*TASK PROMPT*.
All lines in which the word "Freeway" occurs are to be extracted.

*RECORDS FOR THE EXERCISE*.

═══

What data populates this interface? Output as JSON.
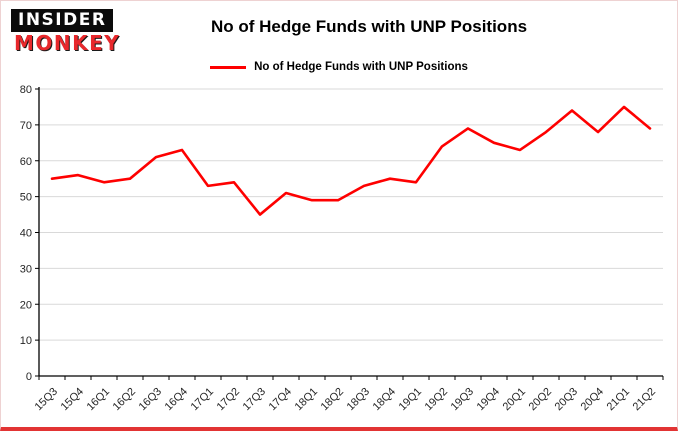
{
  "logo": {
    "line1": "INSIDER",
    "line2": "MONKEY"
  },
  "chart_data": {
    "type": "line",
    "title": "No of Hedge Funds with UNP Positions",
    "legend_position": "top",
    "grid": true,
    "ylim": [
      0,
      80
    ],
    "ytick_step": 10,
    "categories": [
      "15Q3",
      "15Q4",
      "16Q1",
      "16Q2",
      "16Q3",
      "16Q4",
      "17Q1",
      "17Q2",
      "17Q3",
      "17Q4",
      "18Q1",
      "18Q2",
      "18Q3",
      "18Q4",
      "19Q1",
      "19Q2",
      "19Q3",
      "19Q4",
      "20Q1",
      "20Q2",
      "20Q3",
      "20Q4",
      "21Q1",
      "21Q2"
    ],
    "series": [
      {
        "name": "No of Hedge Funds with UNP Positions",
        "color": "#fe0000",
        "values": [
          55,
          56,
          54,
          55,
          61,
          63,
          53,
          54,
          45,
          51,
          49,
          49,
          53,
          55,
          54,
          64,
          69,
          65,
          63,
          68,
          74,
          68,
          75,
          69
        ]
      }
    ],
    "colors": {
      "gridline": "#d9d9d9",
      "axis": "#000000",
      "tick_label": "#262626",
      "accent_red": "#e23434"
    }
  }
}
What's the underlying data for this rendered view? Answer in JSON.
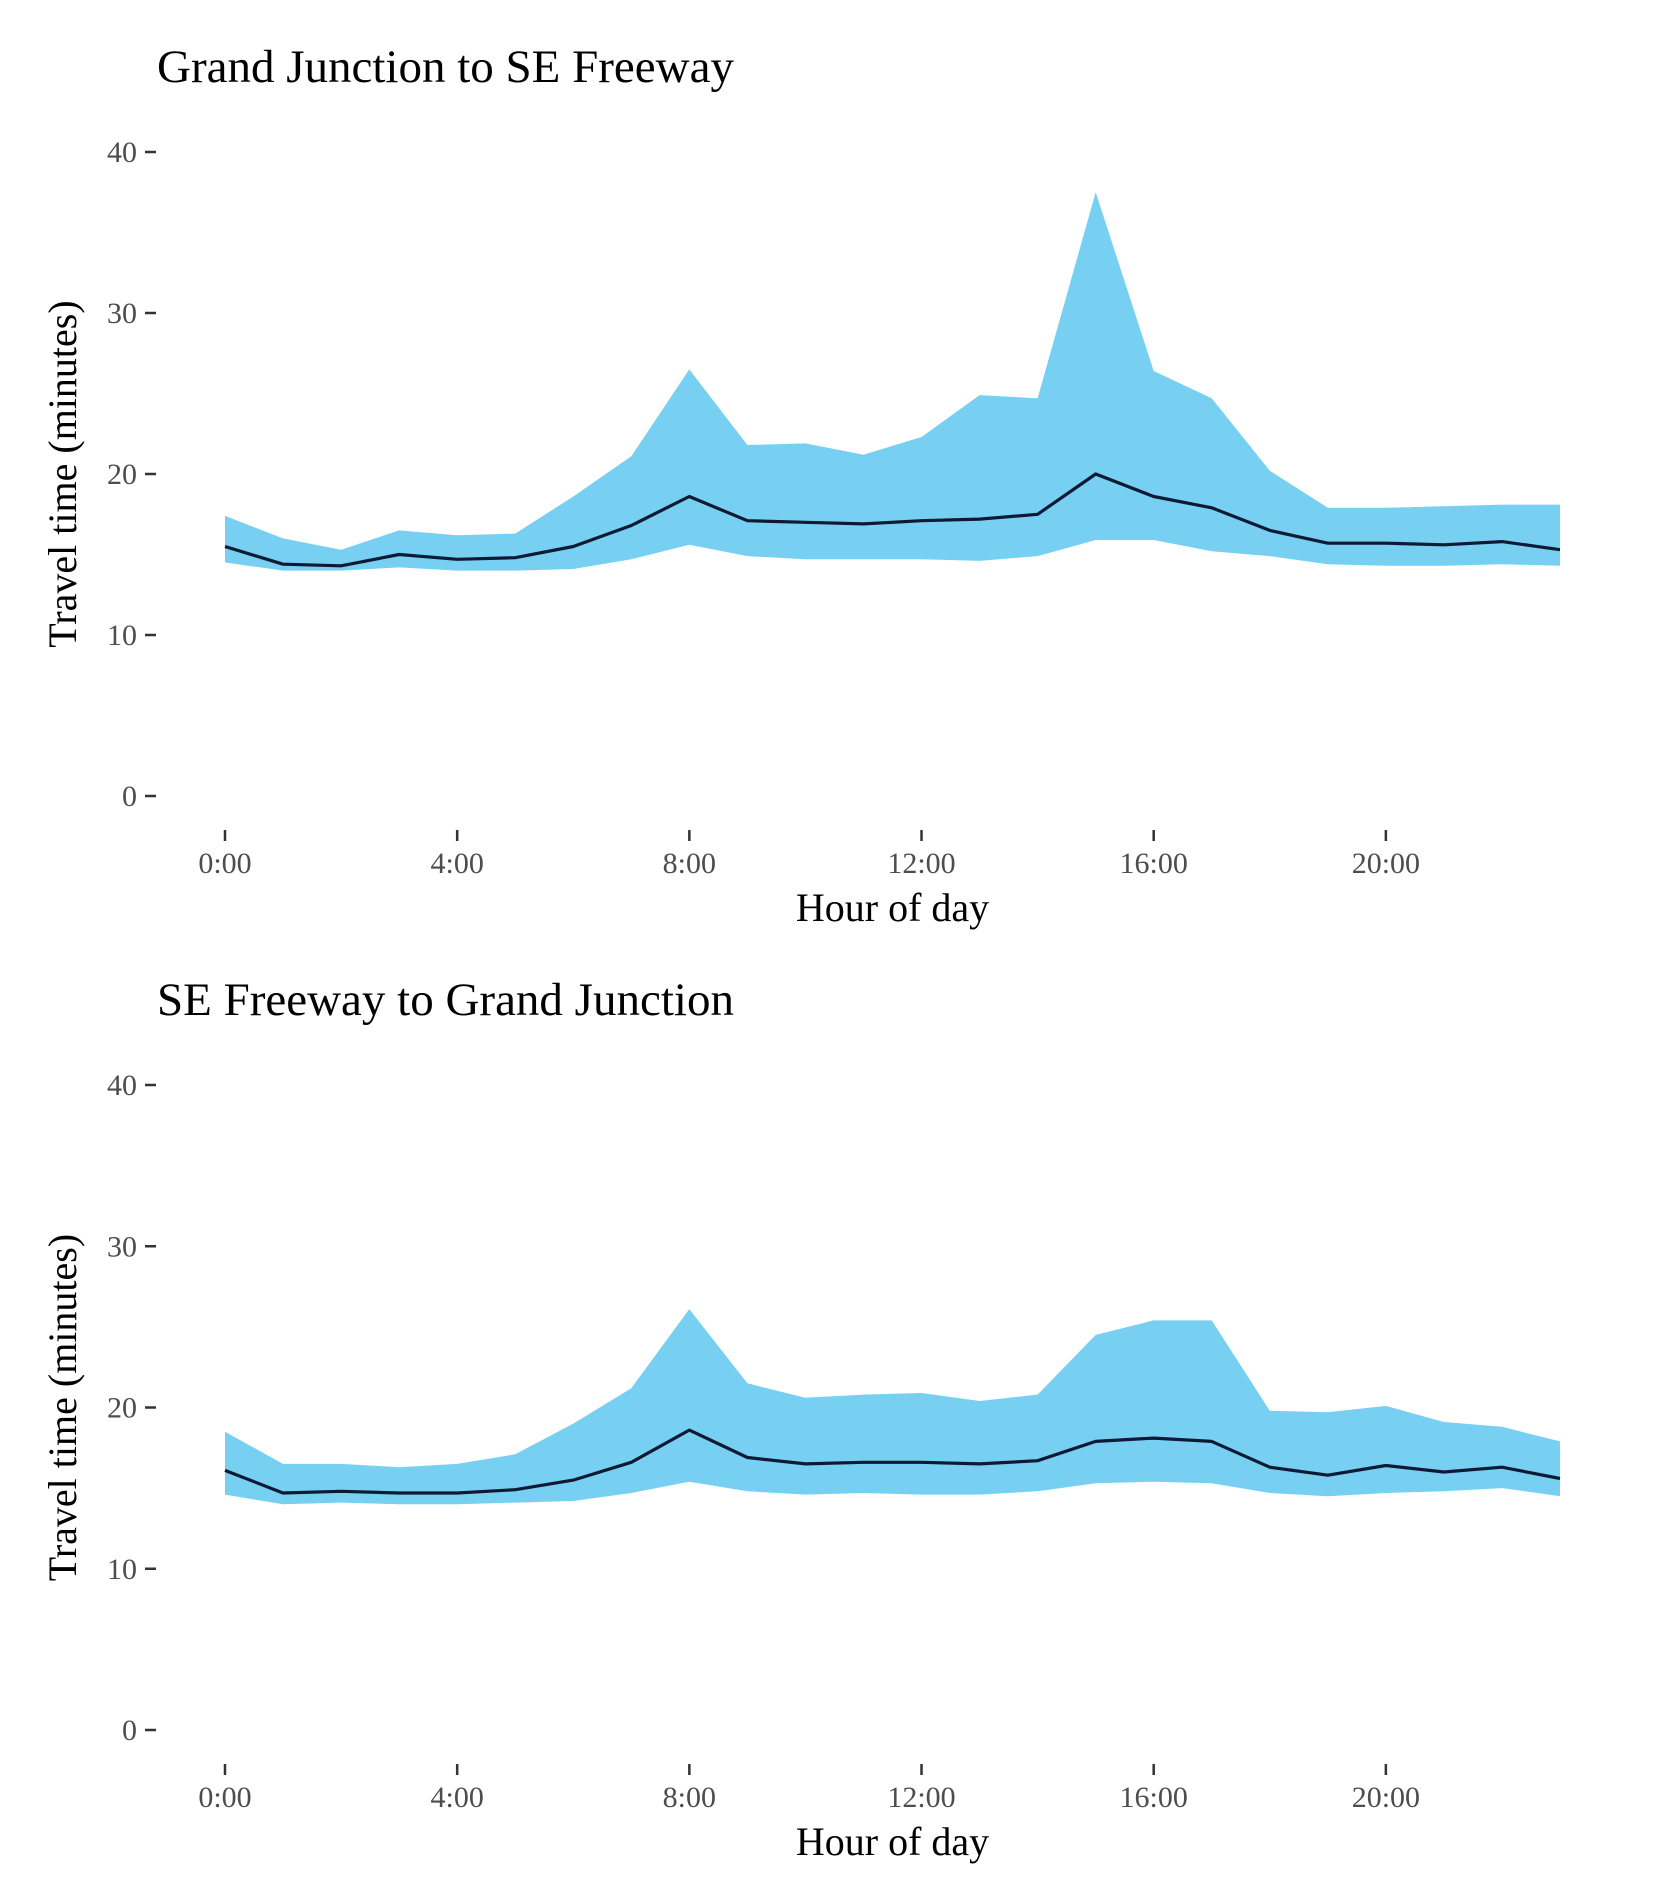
{
  "colors": {
    "band": "#77d0f2",
    "line": "#0e1a33"
  },
  "chart_data": [
    {
      "type": "area",
      "title": "Grand Junction to SE Freeway",
      "xlabel": "Hour of day",
      "ylabel": "Travel time (minutes)",
      "ylim": [
        0,
        40
      ],
      "xlim": [
        0,
        23
      ],
      "x_ticks": [
        0,
        4,
        8,
        12,
        16,
        20
      ],
      "x_tick_labels": [
        "0:00",
        "4:00",
        "8:00",
        "12:00",
        "16:00",
        "20:00"
      ],
      "y_ticks": [
        0,
        10,
        20,
        30,
        40
      ],
      "y_tick_labels": [
        "0",
        "10",
        "20",
        "30",
        "40"
      ],
      "grid": false,
      "x": [
        0,
        1,
        2,
        3,
        4,
        5,
        6,
        7,
        8,
        9,
        10,
        11,
        12,
        13,
        14,
        15,
        16,
        17,
        18,
        19,
        20,
        21,
        22,
        23
      ],
      "series": [
        {
          "role": "median",
          "values": [
            15.5,
            14.4,
            14.3,
            15.0,
            14.7,
            14.8,
            15.5,
            16.8,
            18.6,
            17.1,
            17.0,
            16.9,
            17.1,
            17.2,
            17.5,
            20.0,
            18.6,
            17.9,
            16.5,
            15.7,
            15.7,
            15.6,
            15.8,
            15.3
          ]
        },
        {
          "role": "band-upper",
          "values": [
            17.4,
            16.0,
            15.3,
            16.5,
            16.2,
            16.3,
            18.6,
            21.1,
            26.5,
            21.8,
            21.9,
            21.2,
            22.3,
            24.9,
            24.7,
            37.5,
            26.4,
            24.7,
            20.2,
            17.9,
            17.9,
            18.0,
            18.1,
            18.1
          ]
        },
        {
          "role": "band-lower",
          "values": [
            14.5,
            14.0,
            14.0,
            14.2,
            14.0,
            14.0,
            14.1,
            14.7,
            15.6,
            14.9,
            14.7,
            14.7,
            14.7,
            14.6,
            14.9,
            15.9,
            15.9,
            15.2,
            14.9,
            14.4,
            14.3,
            14.3,
            14.4,
            14.3
          ]
        }
      ]
    },
    {
      "type": "area",
      "title": "SE Freeway to Grand Junction",
      "xlabel": "Hour of day",
      "ylabel": "Travel time (minutes)",
      "ylim": [
        0,
        40
      ],
      "xlim": [
        0,
        23
      ],
      "x_ticks": [
        0,
        4,
        8,
        12,
        16,
        20
      ],
      "x_tick_labels": [
        "0:00",
        "4:00",
        "8:00",
        "12:00",
        "16:00",
        "20:00"
      ],
      "y_ticks": [
        0,
        10,
        20,
        30,
        40
      ],
      "y_tick_labels": [
        "0",
        "10",
        "20",
        "30",
        "40"
      ],
      "grid": false,
      "x": [
        0,
        1,
        2,
        3,
        4,
        5,
        6,
        7,
        8,
        9,
        10,
        11,
        12,
        13,
        14,
        15,
        16,
        17,
        18,
        19,
        20,
        21,
        22,
        23
      ],
      "series": [
        {
          "role": "median",
          "values": [
            16.1,
            14.7,
            14.8,
            14.7,
            14.7,
            14.9,
            15.5,
            16.6,
            18.6,
            16.9,
            16.5,
            16.6,
            16.6,
            16.5,
            16.7,
            17.9,
            18.1,
            17.9,
            16.3,
            15.8,
            16.4,
            16.0,
            16.3,
            15.6
          ]
        },
        {
          "role": "band-upper",
          "values": [
            18.5,
            16.5,
            16.5,
            16.3,
            16.5,
            17.1,
            19.0,
            21.2,
            26.1,
            21.5,
            20.6,
            20.8,
            20.9,
            20.4,
            20.8,
            24.5,
            25.4,
            25.4,
            19.8,
            19.7,
            20.1,
            19.1,
            18.8,
            17.9
          ]
        },
        {
          "role": "band-lower",
          "values": [
            14.6,
            14.0,
            14.1,
            14.0,
            14.0,
            14.1,
            14.2,
            14.7,
            15.4,
            14.8,
            14.6,
            14.7,
            14.6,
            14.6,
            14.8,
            15.3,
            15.4,
            15.3,
            14.7,
            14.5,
            14.7,
            14.8,
            15.0,
            14.5
          ]
        }
      ]
    }
  ]
}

═══

*ANSWER BELOW*.
      "title": "Grand Junction to SE Freeway",
      "title": "SE Freeway to Grand Junction",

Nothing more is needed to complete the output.